YOUR INSTRUCTIONS:
Find the lines below that contain the string "this". Copy each one.

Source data
--- BEGIN ---
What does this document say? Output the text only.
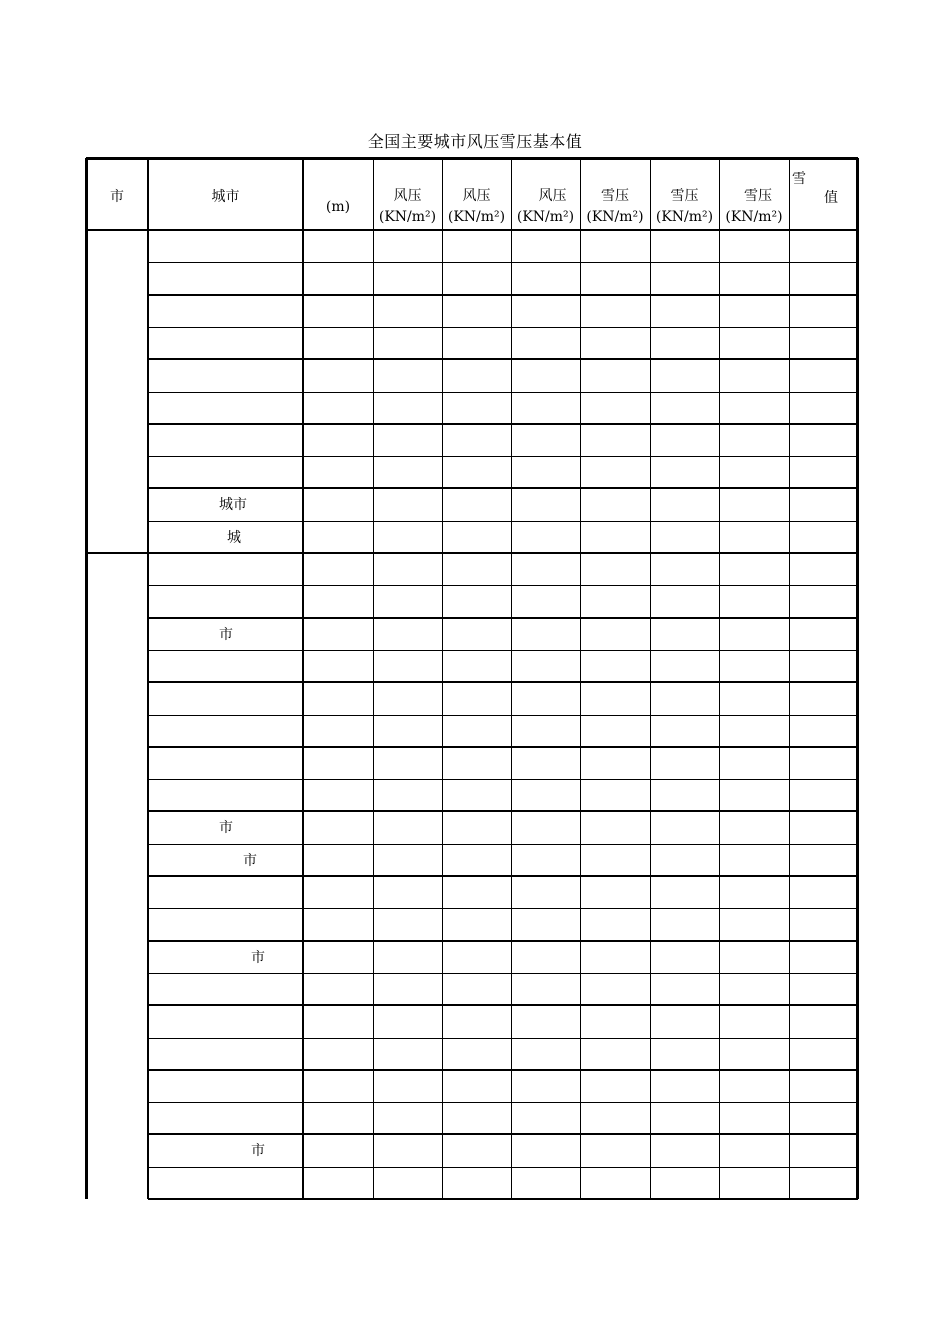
全国主要城市风压雪压基本值
市	城市
(m)
风压
(KN/m²)
风压
(KN/m²)
风压
(KN/m²)
雪压
(KN/m²)
雪压
(KN/m²)
雪压
(KN/m²)
雪
值
城市
城
市
市
市
市
市
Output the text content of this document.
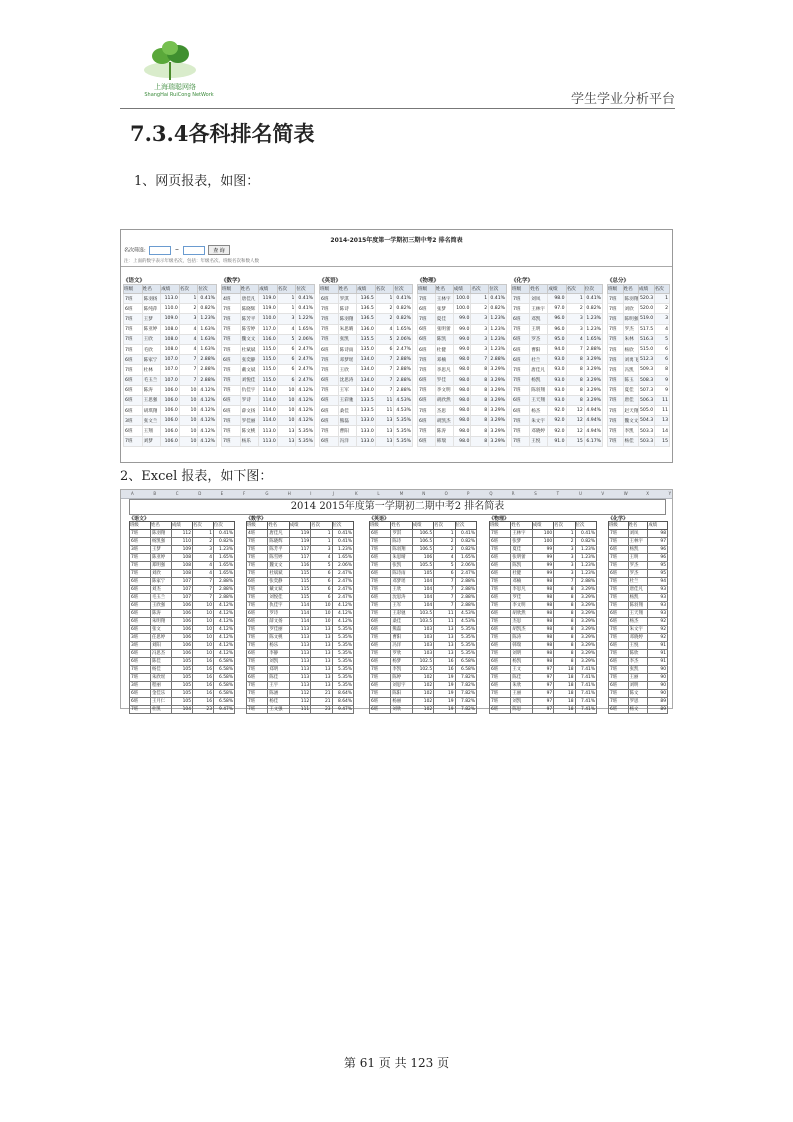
上海瑞聪网络
ShangHai RuiCong NetWork	学生学业分析平台
7.3.4各科排名简表
1、网页报表，如图：
2014-2015年度第一学期初三期中考2 排名简表
名次筛选:	~	查 询
注：上面的数字表示年级名次，包括：年级名次、班级名次和数人数
《语文》
班级	姓名	成绩	名次	位次
7班	陈羽扬	113.0	1	0.41%
6班	陈纯萍	110.0	2	0.82%
7班	王梦	109.0	3	1.23%
7班	陈亚婷	108.0	4	1.63%
7班	王欣	108.0	4	1.63%
7班	毛欣	108.0	4	1.63%
6班	陈家宁	107.0	7	2.88%
7班	杜林	107.0	7	2.88%
6班	毛玉兰	107.0	7	2.88%
6班	陈涛	106.0	10	4.12%
6班	王思强	106.0	10	4.12%
6班	胡琪翔	106.0	10	4.12%
3班	张文兰	106.0	10	4.12%
6班	王翔	106.0	10	4.12%
7班	刘梦	106.0	10	4.12%
《数学》
班级	姓名	成绩	名次	位次
4班	唐佳凡	119.0	1	0.41%
7班	陈晓辉	119.0	1	0.41%
7班	陈芳平	110.0	3	1.22%
7班	陈雪婷	117.0	4	1.65%
7班	魏文文	116.0	5	2.06%
7班	杜斌斌	115.0	6	2.47%
6班	张奕静	115.0	6	2.47%
7班	戴文斌	115.0	6	2.47%
7班	刘悦佳	115.0	6	2.47%
7班	仇佳宇	114.0	10	4.12%
6班	罗诗	114.0	10	4.12%
6班	薛文扬	114.0	10	4.12%
7班	罗佳丽	114.0	10	4.12%
7班	陈文桃	113.0	13	5.35%
7班	杨乐	113.0	13	5.35%
《英语》
班级	姓名	成绩	名次	位次
6班	罗淇	136.5	1	0.41%
7班	陈诗	136.5	2	0.82%
7班	陈羽翔	136.5	2	0.82%
7班	朱思晴	136.0	4	1.65%
7班	张凯	135.5	5	2.06%
6班	陈诗雨	135.0	6	2.47%
7班	邓梦瑶	134.0	7	2.88%
7班	王欣	134.0	7	2.88%
6班	沈思涛	134.0	7	2.88%
7班	王军	134.0	7	2.88%
6班	王彩驰	133.5	11	4.53%
6班	桑佳	133.5	11	4.53%
6班	熊磊	133.0	13	5.35%
7班	曹阳	133.0	13	5.35%
6班	冯洋	133.0	13	5.35%
《物理》
班级	姓名	成绩	名次	位次
7班	王林宇	100.0	1	0.41%
6班	张梦	100.0	2	0.82%
7班	夏佳	99.0	3	1.23%
6班	张明蕾	99.0	3	1.23%
6班	陈凯	99.0	3	1.23%
6班	杜健	99.0	3	1.23%
7班	邓楠	98.0	7	2.88%
7班	李思凡	98.0	8	3.29%
6班	罗佳	98.0	8	3.29%
7班	李文明	98.0	8	3.29%
6班	胡欣然	98.0	8	3.29%
7班	杰思	98.0	8	3.29%
6班	胡凯杰	98.0	8	3.29%
7班	陈涛	98.0	8	3.29%
6班	韩瑞	98.0	8	3.29%
《化学》
班级	姓名	成绩	名次	位次
7班	刘凤	98.0	1	0.41%
7班	王林宇	97.0	2	0.82%
6班	邓凯	96.0	3	1.23%
7班	王明	96.0	3	1.23%
6班	罗杰	95.0	4	1.65%
6班	曹阳	94.0	7	2.88%
6班	杜兰	93.0	8	3.29%
7班	唐佳凡	93.0	8	3.29%
7班	杨凯	93.0	8	3.29%
7班	陈羽翔	93.0	8	3.29%
6班	王天翔	93.0	8	3.29%
6班	杨杰	92.0	12	4.94%
7班	朱文宇	92.0	12	4.94%
7班	邓晓婷	92.0	12	4.94%
7班	王悦	91.0	15	6.17%
《总分》
班级	姓名	成绩	名次
7班	陈羽翔	520.3	1
7班	刘欣	520.0	2
7班	陈明强	519.0	3
7班	罗杰	517.5	4
7班	朱林	516.3	5
7班	杨欣	515.0	6
7班	刘勇飞	512.3	6
7班	冯凯	509.3	8
7班	陈玉	508.3	9
7班	夏佳	507.3	9
7班	唐佳	506.3	11
7班	赵天翔	505.0	11
7班	魏文文	504.3	13
7班	李凯	503.3	14
7班	杨佳	503.3	15
2、Excel 报表，如下图：
A	B	C	D	E	F	G	H	I	J	K	L	M	N	O	P	Q	R	S	T	U	V	W	X	Y
2014 2015年度第一学期初二期中考2 排名简表
《语文》
班级	姓名	成绩	名次	位次
7班	陈羽翔	112	1	0.41%
6班	杨凯强	110	2	0.82%
3班	王梦	109	3	1.23%
7班	陈亚婷	108	4	1.65%
7班	郑明强	108	4	1.65%
7班	刘欣	108	4	1.65%
6班	陈家宁	107	7	2.88%
6班	刘杰	107	7	2.88%
6班	毛玉兰	107	7	2.88%
6班	王欣强	106	10	4.12%
6班	陈涛	106	10	4.12%
6班	朱明翔	106	10	4.12%
6班	张文	106	10	4.12%
3班	任思婷	106	10	4.12%
3班	刘阳	106	10	4.12%
6班	冯思杰	106	10	4.12%
6班	陈佳	105	16	6.58%
7班	杨佳	105	16	6.58%
7班	朱欣瑶	105	16	6.58%
3班	程丽	105	16	6.58%
6班	金佳乐	105	16	6.58%
6班	王月仁	105	16	6.58%
7班	杜凯	104	23	9.47%
《数学》
班级	姓名	成绩	名次	位次
4班	唐佳凡	119	1	0.41%
7班	陈晓辉	119	1	0.41%
7班	陈芳平	117	3	1.23%
7班	陈雪婷	117	4	1.65%
7班	魏文文	116	5	2.06%
7班	杜斌斌	115	6	2.47%
6班	张奕静	115	6	2.47%
7班	戴文斌	115	6	2.47%
7班	刘悦佳	115	6	2.47%
7班	仇佳宇	114	10	4.12%
6班	罗诗	114	10	4.12%
6班	薛文扬	114	10	4.12%
7班	罗佳丽	113	13	5.35%
7班	陈文桃	113	13	5.35%
7班	杨乐	113	13	5.35%
6班	李静	113	13	5.35%
7班	刘凯	113	13	5.35%
7班	郑明	113	13	5.35%
6班	陈佳	113	13	5.35%
7班	王宇	113	13	5.35%
7班	陈涵	112	21	8.64%
7班	杨佳	112	21	8.64%
7班	王文强	111	23	9.47%
《英语》
班级	姓名	成绩	名次	位次
6班	罗淇	106.5	1	0.41%
7班	陈诗	106.5	2	0.82%
7班	陈羽翔	106.5	2	0.82%
6班	朱思晴	106	4	1.65%
7班	张凯	105.5	5	2.06%
6班	陈诗雨	105	6	2.47%
7班	邓梦瑶	104	7	2.88%
7班	王欣	104	7	2.88%
6班	沈思涛	104	7	2.88%
7班	王军	104	7	2.88%
7班	王彩驰	103.5	11	4.53%
6班	桑佳	103.5	11	4.53%
6班	熊磊	103	13	5.35%
7班	曹阳	103	13	5.35%
6班	冯洋	103	13	5.35%
7班	罗欣	103	13	5.35%
6班	杨梦	102.5	16	6.58%
7班	李凯	102.5	16	6.58%
7班	陈婷	102	19	7.82%
6班	刘思宇	102	19	7.82%
7班	陈阳	102	19	7.82%
6班	杨丽	102	19	7.82%
6班	刘欣	102	19	7.82%
《物理》
班级	姓名	成绩	名次	位次
7班	王林宇	100	1	0.41%
6班	张梦	100	2	0.82%
7班	夏佳	99	3	1.23%
6班	张明蕾	99	3	1.23%
6班	陈凯	99	3	1.23%
6班	杜健	99	3	1.23%
7班	邓楠	98	7	2.88%
7班	李思凡	98	8	3.29%
6班	罗佳	98	8	3.29%
7班	李文明	98	8	3.29%
6班	胡欣然	98	8	3.29%
7班	杰思	98	8	3.29%
6班	胡凯杰	98	8	3.29%
7班	陈涛	98	8	3.29%
6班	韩瑞	98	8	3.29%
7班	刘明	98	8	3.29%
6班	杨凯	98	8	3.29%
6班	王文	97	18	7.41%
7班	陈佳	97	18	7.41%
6班	朱欣	97	18	7.41%
7班	王丽	97	18	7.41%
7班	刘凯	97	18	7.41%
6班	陈思	97	18	7.41%
《化学》
班级	姓名	成绩
7班	刘凤	98
7班	王林宇	97
6班	杨凯	96
7班	王明	96
7班	罗杰	95
6班	罗杰	95
7班	杜兰	94
7班	唐佳凡	93
7班	杨凯	93
7班	陈羽翔	93
6班	王天翔	93
6班	杨杰	92
7班	朱文宇	92
7班	邓晓婷	92
6班	王悦	91
7班	陈欣	91
6班	李杰	91
7班	张凯	90
7班	王丽	90
6班	刘明	90
7班	陈文	90
7班	罗思	89
6班	杨文	89
第 61 页 共 123 页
--- END ---
EXERCISE RESPONSE:
What does this document say? Output the text only.
Output the text content of this document.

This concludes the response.